Extract each line bearing the word "ringraziamento".

[Data entries]
○ ○ ○ ○

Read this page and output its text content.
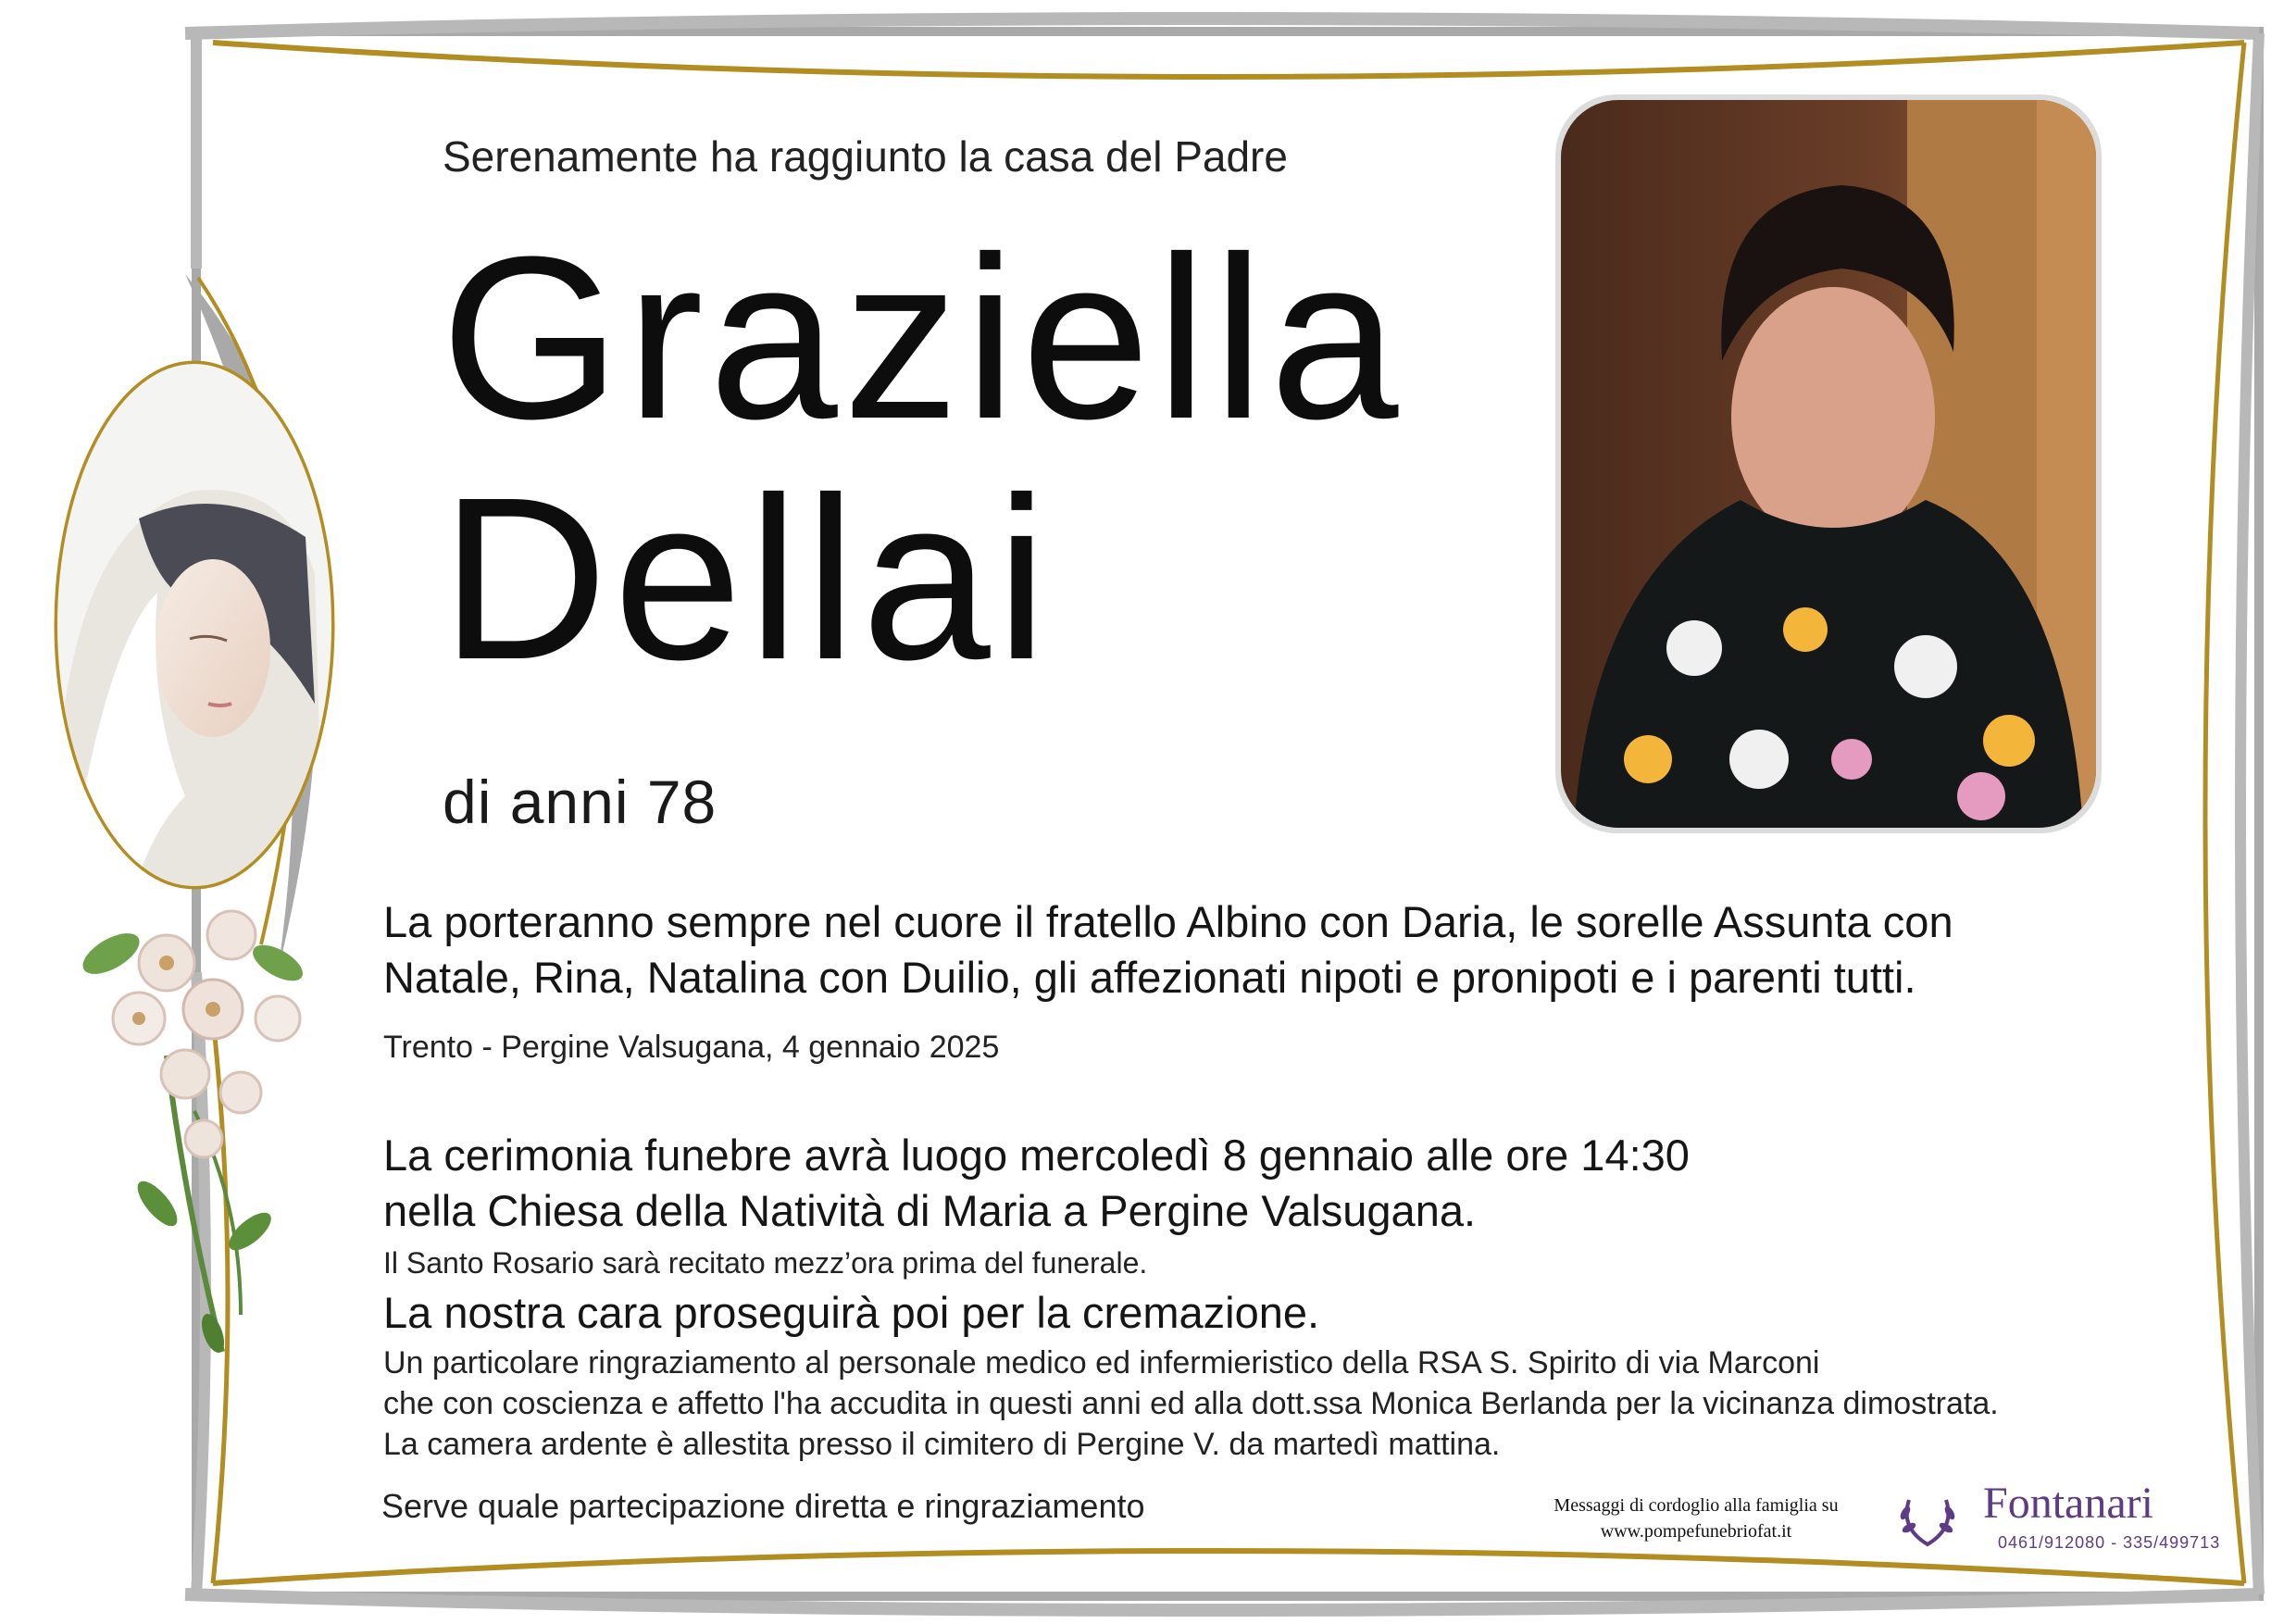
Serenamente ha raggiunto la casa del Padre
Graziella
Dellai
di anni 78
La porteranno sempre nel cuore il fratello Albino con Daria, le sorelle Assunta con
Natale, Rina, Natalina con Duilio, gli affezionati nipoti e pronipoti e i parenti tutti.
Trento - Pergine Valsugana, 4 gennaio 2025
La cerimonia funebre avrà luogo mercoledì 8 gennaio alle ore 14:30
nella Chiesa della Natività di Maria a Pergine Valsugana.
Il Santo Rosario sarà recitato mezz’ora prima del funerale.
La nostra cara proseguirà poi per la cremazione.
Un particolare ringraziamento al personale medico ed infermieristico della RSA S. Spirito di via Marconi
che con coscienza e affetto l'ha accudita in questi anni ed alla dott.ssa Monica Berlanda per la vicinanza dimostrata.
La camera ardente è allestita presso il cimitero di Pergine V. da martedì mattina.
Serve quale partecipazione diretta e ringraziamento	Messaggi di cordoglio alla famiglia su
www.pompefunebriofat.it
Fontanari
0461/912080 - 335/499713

○ ○ ○ ○

▶ [Complete output]
Un particolare ringraziamento al personale medico ed infermieristico della RSA S. Spirito di via Marconi
Serve quale partecipazione diretta e ringraziamento	Messaggi di cordoglio alla famiglia su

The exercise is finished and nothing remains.